Using the material that follows, identify and copy each line with the string "JSON".
## start MATERIAL PROVIDED
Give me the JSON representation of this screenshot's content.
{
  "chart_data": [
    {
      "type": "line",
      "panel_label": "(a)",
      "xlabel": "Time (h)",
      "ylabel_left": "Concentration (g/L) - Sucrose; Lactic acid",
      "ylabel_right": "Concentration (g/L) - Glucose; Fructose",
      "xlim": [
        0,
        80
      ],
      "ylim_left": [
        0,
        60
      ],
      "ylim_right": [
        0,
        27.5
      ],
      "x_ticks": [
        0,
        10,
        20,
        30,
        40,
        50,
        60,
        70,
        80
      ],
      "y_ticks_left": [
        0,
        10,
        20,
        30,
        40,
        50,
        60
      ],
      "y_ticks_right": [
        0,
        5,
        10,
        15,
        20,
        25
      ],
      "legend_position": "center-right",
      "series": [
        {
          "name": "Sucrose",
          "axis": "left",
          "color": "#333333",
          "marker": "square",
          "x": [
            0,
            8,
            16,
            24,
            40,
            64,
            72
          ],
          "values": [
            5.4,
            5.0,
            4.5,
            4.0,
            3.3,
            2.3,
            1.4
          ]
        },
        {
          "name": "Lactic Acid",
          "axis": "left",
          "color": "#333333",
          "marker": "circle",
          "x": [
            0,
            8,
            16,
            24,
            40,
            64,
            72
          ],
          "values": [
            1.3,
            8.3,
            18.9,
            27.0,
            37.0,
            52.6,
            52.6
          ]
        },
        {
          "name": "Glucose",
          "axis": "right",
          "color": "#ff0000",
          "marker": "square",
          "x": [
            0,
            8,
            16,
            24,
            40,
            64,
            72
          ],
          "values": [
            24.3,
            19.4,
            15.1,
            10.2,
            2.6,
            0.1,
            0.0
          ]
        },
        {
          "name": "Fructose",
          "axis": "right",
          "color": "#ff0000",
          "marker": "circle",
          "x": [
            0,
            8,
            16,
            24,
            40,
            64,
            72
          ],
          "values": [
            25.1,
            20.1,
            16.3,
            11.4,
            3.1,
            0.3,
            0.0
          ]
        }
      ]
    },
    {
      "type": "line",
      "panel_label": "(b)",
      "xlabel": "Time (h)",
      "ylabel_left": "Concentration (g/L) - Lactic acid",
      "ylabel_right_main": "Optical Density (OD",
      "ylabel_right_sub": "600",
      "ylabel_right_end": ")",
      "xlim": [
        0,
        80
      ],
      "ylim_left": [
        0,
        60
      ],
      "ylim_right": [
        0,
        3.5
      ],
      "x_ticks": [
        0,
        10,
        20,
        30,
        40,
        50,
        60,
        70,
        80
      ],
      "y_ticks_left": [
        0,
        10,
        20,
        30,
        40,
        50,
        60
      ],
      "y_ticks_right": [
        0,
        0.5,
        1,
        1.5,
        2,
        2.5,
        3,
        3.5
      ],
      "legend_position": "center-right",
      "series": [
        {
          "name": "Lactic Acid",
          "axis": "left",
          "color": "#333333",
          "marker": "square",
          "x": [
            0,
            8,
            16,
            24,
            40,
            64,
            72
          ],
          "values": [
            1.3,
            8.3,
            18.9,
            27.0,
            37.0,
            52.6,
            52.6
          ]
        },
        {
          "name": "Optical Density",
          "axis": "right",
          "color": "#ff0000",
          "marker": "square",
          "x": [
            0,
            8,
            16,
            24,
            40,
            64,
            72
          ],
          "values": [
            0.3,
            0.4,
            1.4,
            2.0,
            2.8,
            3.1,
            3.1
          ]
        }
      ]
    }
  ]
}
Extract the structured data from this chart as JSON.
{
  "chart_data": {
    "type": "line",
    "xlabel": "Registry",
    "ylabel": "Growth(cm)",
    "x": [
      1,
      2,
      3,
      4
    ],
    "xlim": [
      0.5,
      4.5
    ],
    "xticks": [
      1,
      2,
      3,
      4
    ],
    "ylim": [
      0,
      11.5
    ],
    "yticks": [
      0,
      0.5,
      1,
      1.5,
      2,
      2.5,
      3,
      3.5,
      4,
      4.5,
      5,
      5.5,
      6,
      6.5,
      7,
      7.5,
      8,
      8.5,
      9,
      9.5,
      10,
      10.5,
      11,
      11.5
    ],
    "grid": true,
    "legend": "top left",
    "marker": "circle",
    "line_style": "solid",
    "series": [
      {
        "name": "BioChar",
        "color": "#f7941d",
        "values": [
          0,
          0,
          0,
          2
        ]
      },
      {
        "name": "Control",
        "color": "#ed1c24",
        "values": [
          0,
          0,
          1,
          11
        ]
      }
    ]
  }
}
## end MATERIAL PROVIDED
FINAL RESULT ::
Give me the JSON representation of this screenshot's content.
Extract the structured data from this chart as JSON.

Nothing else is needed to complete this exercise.